====== Listed entries ======

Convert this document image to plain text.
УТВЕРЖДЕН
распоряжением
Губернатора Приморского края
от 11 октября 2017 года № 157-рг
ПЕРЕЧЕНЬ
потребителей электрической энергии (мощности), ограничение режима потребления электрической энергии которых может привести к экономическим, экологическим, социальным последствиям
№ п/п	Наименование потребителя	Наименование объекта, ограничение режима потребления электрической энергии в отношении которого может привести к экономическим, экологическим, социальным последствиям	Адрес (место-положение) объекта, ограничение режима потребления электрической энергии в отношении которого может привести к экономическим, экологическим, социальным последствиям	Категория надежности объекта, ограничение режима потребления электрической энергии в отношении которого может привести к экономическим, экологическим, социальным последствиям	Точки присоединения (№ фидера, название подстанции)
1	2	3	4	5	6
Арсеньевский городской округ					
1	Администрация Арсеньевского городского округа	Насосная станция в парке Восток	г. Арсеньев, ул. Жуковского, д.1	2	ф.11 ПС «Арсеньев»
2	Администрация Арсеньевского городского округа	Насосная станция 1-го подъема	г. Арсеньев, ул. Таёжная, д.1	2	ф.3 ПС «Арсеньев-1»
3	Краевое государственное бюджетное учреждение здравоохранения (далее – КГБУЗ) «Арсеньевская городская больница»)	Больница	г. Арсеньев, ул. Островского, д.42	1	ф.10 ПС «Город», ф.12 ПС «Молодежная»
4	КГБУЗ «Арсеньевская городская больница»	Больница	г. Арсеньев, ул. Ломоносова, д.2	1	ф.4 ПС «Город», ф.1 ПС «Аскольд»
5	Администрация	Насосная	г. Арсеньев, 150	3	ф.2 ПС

======
====== Listed entries ======

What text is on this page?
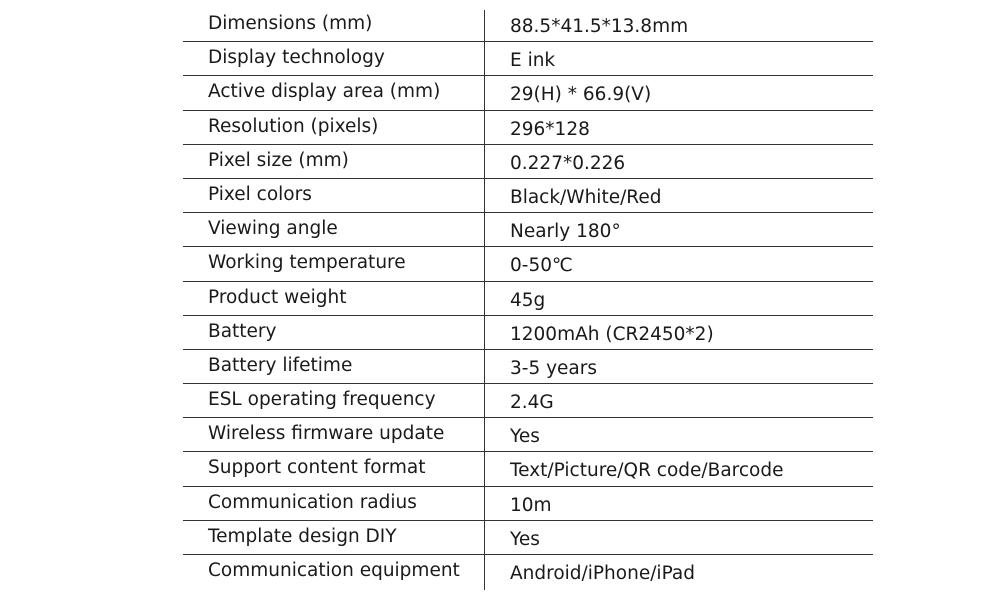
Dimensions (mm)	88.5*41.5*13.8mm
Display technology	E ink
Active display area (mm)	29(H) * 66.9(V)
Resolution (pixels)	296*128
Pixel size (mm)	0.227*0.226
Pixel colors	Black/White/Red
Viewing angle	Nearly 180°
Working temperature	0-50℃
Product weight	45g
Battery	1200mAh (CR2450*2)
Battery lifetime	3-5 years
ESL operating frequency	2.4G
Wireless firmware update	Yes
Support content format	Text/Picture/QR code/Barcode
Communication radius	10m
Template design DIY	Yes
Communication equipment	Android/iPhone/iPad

======
====== Listed entries ======

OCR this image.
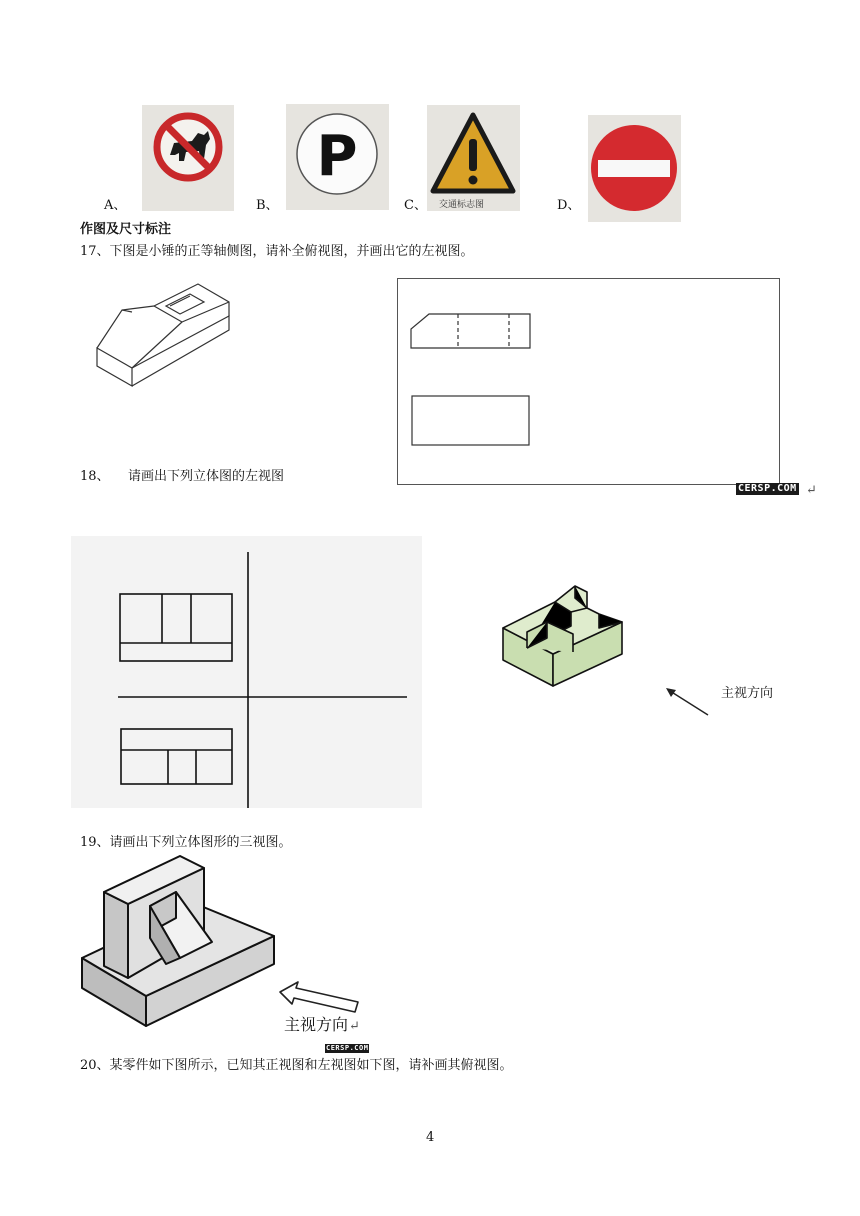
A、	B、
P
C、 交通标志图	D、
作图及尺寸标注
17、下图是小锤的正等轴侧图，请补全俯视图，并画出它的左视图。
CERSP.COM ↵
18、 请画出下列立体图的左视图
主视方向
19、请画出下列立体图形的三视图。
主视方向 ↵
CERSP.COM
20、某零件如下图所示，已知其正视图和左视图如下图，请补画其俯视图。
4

======

_The task_
Return each line among the entries that holds the word "округа".

_Task result_
1	Администрация Арсеньевского городского округа	Насосная станция в парке Восток	г. Арсеньев, ул. Жуковского, д.1	2	ф.11 ПС «Арсеньев»
2	Администрация Арсеньевского городского округа	Насосная станция 1-го подъема	г. Арсеньев, ул. Таёжная, д.1	2	ф.3 ПС «Арсеньев-1»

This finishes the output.